_Exercise aim_
In how many lines does the string "qeeniao" appear? Answer with the number only.

Extracted records:
(begin)

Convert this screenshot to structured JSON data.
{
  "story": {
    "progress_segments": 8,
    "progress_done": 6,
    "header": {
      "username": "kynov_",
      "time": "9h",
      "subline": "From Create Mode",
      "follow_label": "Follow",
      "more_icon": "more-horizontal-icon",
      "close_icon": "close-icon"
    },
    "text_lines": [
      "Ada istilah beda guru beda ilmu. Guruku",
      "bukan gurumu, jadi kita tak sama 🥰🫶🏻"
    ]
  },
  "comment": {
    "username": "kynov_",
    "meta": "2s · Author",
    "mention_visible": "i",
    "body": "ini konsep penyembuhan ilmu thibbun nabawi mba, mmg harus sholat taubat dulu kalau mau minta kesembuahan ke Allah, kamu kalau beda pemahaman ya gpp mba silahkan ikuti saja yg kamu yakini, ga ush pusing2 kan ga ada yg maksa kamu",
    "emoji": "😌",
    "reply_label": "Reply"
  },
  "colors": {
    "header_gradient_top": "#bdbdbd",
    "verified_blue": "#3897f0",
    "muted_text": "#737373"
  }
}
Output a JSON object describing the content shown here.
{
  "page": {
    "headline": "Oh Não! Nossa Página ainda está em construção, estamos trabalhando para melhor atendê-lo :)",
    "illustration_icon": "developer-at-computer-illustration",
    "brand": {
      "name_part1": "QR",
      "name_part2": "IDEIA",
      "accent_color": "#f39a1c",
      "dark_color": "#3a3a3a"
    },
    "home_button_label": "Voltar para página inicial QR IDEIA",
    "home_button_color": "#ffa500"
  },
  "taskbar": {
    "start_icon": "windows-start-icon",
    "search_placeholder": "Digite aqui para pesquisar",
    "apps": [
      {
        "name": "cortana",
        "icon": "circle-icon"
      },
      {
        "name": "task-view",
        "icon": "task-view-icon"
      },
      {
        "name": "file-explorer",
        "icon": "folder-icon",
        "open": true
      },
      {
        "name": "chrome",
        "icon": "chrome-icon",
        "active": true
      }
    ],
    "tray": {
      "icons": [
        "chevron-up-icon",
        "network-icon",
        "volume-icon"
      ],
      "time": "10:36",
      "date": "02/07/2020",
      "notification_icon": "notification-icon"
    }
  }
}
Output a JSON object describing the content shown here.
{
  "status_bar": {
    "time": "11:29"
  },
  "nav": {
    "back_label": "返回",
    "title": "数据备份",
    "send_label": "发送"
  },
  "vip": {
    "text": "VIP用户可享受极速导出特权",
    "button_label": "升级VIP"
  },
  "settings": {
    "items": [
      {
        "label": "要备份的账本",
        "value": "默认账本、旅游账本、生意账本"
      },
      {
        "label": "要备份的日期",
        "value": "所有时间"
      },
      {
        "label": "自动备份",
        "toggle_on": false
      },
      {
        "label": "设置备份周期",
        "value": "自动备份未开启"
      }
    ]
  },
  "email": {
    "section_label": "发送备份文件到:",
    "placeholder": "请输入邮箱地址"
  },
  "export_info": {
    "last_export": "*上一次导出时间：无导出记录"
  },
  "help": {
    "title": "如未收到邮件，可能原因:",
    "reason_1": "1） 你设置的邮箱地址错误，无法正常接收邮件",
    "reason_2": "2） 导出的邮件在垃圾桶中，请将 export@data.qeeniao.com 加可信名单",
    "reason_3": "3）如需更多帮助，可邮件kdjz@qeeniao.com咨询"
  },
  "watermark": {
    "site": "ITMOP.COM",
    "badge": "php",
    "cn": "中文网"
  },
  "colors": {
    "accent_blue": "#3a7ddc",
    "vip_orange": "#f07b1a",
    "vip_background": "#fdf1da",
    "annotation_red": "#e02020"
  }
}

(end)

_Reply_
2